Can you restate the records below word for word?

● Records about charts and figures
- - -

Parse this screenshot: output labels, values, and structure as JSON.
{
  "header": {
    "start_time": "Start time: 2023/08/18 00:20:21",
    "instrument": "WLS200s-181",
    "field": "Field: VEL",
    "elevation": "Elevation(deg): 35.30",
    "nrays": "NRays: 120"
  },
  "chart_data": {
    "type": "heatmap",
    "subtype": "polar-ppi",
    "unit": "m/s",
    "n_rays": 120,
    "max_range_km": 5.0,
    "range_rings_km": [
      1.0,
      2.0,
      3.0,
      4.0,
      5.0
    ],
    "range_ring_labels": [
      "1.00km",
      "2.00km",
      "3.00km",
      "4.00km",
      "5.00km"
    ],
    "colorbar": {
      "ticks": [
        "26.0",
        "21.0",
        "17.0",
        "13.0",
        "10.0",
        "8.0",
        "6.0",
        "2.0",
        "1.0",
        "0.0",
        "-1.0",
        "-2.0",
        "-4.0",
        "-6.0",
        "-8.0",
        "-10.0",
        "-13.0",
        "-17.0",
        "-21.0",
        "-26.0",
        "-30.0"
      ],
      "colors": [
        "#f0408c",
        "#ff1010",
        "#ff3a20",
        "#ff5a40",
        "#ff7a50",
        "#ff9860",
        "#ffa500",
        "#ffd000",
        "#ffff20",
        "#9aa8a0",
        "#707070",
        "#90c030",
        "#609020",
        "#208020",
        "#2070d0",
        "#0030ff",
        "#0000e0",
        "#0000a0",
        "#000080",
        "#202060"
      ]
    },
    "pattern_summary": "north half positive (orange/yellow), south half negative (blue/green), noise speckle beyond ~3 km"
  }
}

- - -

● Final result
Parse this screenshot: output labels, values, and structure as JSON.
{
  "header": {
    "start_time": "Start time: 2023/08/18 00:20:21",
    "instrument": "WLS200s-181",
    "field": "Field: VEL",
    "elevation": "Elevation(deg): 35.30",
    "nrays": "NRays: 120"
  },
  "chart_data": {
    "type": "heatmap",
    "subtype": "polar-ppi",
    "unit": "m/s",
    "n_rays": 120,
    "max_range_km": 5.0,
    "range_rings_km": [
      1.0,
      2.0,
      3.0,
      4.0,
      5.0
    ],
    "range_ring_labels": [
      "1.00km",
      "2.00km",
      "3.00km",
      "4.00km",
      "5.00km"
    ],
    "colorbar": {
      "ticks": [
        "26.0",
        "21.0",
        "17.0",
        "13.0",
        "10.0",
        "8.0",
        "6.0",
        "2.0",
        "1.0",
        "0.0",
        "-1.0",
        "-2.0",
        "-4.0",
        "-6.0",
        "-8.0",
        "-10.0",
        "-13.0",
        "-17.0",
        "-21.0",
        "-26.0",
        "-30.0"
      ],
      "colors": [
        "#f0408c",
        "#ff1010",
        "#ff3a20",
        "#ff5a40",
        "#ff7a50",
        "#ff9860",
        "#ffa500",
        "#ffd000",
        "#ffff20",
        "#9aa8a0",
        "#707070",
        "#90c030",
        "#609020",
        "#208020",
        "#2070d0",
        "#0030ff",
        "#0000e0",
        "#0000a0",
        "#000080",
        "#202060"
      ]
    },
    "pattern_summary": "north half positive (orange/yellow), south half negative (blue/green), noise speckle beyond ~3 km"
  }
}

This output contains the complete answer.